* [Task description]:
Scan the entries below for the word "name". Copy each line that has it.

* [Supplied material]:

┄┄┄┄┄┄┄┄┄┄┄┄┄┄┄┄┄┄┄┄

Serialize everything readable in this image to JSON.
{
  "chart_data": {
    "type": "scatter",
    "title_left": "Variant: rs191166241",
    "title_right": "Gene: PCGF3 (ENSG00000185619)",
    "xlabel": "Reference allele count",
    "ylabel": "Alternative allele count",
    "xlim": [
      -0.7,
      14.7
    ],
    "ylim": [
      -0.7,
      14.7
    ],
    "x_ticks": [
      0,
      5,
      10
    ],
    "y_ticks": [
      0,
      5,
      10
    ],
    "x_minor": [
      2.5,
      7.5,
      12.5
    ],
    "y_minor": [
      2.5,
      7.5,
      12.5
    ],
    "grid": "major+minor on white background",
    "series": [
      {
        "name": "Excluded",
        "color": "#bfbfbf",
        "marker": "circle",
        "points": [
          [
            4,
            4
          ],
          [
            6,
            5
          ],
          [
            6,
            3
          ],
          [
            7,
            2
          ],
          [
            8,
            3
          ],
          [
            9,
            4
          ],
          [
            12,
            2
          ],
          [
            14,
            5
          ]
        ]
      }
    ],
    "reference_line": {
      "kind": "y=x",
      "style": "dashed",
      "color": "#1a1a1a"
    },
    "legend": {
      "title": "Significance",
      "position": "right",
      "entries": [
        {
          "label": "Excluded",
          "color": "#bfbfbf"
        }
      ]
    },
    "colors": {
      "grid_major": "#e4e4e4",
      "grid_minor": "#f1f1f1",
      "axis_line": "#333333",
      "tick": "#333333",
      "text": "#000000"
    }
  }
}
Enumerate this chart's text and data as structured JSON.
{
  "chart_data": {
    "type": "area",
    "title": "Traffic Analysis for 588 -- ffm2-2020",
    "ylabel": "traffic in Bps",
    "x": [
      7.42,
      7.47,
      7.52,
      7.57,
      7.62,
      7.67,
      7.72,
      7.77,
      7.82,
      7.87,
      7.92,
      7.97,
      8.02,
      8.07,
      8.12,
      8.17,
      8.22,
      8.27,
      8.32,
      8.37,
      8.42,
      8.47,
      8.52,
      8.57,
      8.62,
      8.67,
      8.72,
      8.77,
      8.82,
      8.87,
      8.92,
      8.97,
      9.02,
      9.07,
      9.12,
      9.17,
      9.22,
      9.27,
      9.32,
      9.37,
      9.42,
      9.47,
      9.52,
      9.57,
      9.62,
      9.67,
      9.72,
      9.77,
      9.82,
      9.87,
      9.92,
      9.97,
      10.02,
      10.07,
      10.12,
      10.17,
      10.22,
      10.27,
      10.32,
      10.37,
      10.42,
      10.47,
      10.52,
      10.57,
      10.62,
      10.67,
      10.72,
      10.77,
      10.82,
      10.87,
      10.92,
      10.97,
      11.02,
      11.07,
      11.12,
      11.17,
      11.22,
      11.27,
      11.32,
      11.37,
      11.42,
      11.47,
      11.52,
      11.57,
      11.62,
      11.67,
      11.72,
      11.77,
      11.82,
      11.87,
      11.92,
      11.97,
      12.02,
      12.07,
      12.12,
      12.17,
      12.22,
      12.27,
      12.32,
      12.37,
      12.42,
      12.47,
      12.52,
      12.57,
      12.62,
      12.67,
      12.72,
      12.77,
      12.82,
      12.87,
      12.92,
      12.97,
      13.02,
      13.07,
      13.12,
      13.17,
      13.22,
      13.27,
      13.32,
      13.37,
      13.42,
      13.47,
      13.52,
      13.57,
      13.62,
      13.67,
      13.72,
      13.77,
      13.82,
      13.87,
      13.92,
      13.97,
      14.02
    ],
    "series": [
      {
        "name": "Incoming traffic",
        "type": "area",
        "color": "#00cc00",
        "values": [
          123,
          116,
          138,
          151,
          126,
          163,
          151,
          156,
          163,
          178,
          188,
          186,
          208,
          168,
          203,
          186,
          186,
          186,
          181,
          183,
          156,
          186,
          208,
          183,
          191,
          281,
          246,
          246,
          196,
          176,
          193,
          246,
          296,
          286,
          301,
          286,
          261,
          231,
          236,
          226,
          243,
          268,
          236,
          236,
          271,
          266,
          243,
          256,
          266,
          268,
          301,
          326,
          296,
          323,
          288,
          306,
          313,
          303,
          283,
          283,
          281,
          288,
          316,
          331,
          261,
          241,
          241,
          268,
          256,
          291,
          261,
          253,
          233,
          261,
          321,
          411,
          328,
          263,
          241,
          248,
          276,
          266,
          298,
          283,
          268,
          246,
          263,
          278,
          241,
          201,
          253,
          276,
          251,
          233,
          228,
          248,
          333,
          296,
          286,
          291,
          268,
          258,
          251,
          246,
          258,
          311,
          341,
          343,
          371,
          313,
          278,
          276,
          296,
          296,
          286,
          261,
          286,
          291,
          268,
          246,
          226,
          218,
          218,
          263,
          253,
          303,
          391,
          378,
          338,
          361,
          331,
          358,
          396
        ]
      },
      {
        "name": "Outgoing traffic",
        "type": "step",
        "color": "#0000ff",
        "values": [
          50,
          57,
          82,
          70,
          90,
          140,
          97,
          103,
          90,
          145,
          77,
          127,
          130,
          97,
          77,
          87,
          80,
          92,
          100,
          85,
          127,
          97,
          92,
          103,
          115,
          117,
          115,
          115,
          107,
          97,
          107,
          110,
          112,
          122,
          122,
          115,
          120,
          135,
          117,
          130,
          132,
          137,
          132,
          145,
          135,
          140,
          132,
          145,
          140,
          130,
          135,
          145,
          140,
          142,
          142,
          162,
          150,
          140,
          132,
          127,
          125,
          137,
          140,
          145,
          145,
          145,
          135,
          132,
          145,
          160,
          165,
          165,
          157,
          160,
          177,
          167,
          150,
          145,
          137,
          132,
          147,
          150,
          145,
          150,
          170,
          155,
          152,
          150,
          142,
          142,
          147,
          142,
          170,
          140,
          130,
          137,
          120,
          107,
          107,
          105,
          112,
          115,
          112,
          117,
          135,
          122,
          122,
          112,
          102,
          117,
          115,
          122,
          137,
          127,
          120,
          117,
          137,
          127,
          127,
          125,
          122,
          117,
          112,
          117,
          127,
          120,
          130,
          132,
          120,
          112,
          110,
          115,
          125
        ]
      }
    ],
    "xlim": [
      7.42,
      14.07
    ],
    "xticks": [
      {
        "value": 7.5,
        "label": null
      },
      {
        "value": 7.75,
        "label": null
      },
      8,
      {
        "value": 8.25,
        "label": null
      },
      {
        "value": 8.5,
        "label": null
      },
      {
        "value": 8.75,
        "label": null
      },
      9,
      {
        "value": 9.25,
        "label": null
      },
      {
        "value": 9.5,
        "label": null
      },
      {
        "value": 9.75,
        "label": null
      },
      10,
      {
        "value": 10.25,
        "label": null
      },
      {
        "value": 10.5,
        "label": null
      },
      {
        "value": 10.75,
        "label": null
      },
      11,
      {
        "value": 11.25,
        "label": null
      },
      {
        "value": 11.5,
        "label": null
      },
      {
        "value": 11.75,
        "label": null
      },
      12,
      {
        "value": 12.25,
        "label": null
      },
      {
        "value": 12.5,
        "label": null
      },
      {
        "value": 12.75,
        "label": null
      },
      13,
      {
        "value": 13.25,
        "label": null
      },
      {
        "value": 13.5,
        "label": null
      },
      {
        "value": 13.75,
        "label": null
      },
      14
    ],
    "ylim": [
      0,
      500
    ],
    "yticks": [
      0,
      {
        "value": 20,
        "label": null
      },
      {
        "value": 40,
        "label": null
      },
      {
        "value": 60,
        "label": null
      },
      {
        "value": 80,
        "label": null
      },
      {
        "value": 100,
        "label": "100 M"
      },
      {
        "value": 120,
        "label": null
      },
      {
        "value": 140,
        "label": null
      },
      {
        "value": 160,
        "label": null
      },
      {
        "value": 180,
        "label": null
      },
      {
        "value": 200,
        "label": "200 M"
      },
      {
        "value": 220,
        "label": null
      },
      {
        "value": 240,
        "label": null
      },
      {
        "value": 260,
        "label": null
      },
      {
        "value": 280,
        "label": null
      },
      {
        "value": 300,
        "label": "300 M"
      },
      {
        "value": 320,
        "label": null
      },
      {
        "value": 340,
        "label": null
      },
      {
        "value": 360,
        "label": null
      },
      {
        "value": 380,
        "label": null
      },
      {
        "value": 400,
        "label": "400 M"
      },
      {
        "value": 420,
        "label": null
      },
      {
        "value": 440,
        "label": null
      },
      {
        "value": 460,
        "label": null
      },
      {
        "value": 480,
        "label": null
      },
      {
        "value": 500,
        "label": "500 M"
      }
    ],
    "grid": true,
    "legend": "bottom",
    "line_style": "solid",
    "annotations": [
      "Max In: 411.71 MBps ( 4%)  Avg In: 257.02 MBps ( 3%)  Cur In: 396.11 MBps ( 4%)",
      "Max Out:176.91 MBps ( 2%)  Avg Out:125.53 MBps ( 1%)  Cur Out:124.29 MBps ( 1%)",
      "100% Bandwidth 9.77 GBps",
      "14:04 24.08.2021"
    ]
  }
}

┄┄┄┄┄┄┄┄┄┄┄┄┄┄┄┄┄┄┄┄

* [Written answer]:
        "name": "Excluded",
        "name": "Incoming traffic",
        "name": "Outgoing traffic",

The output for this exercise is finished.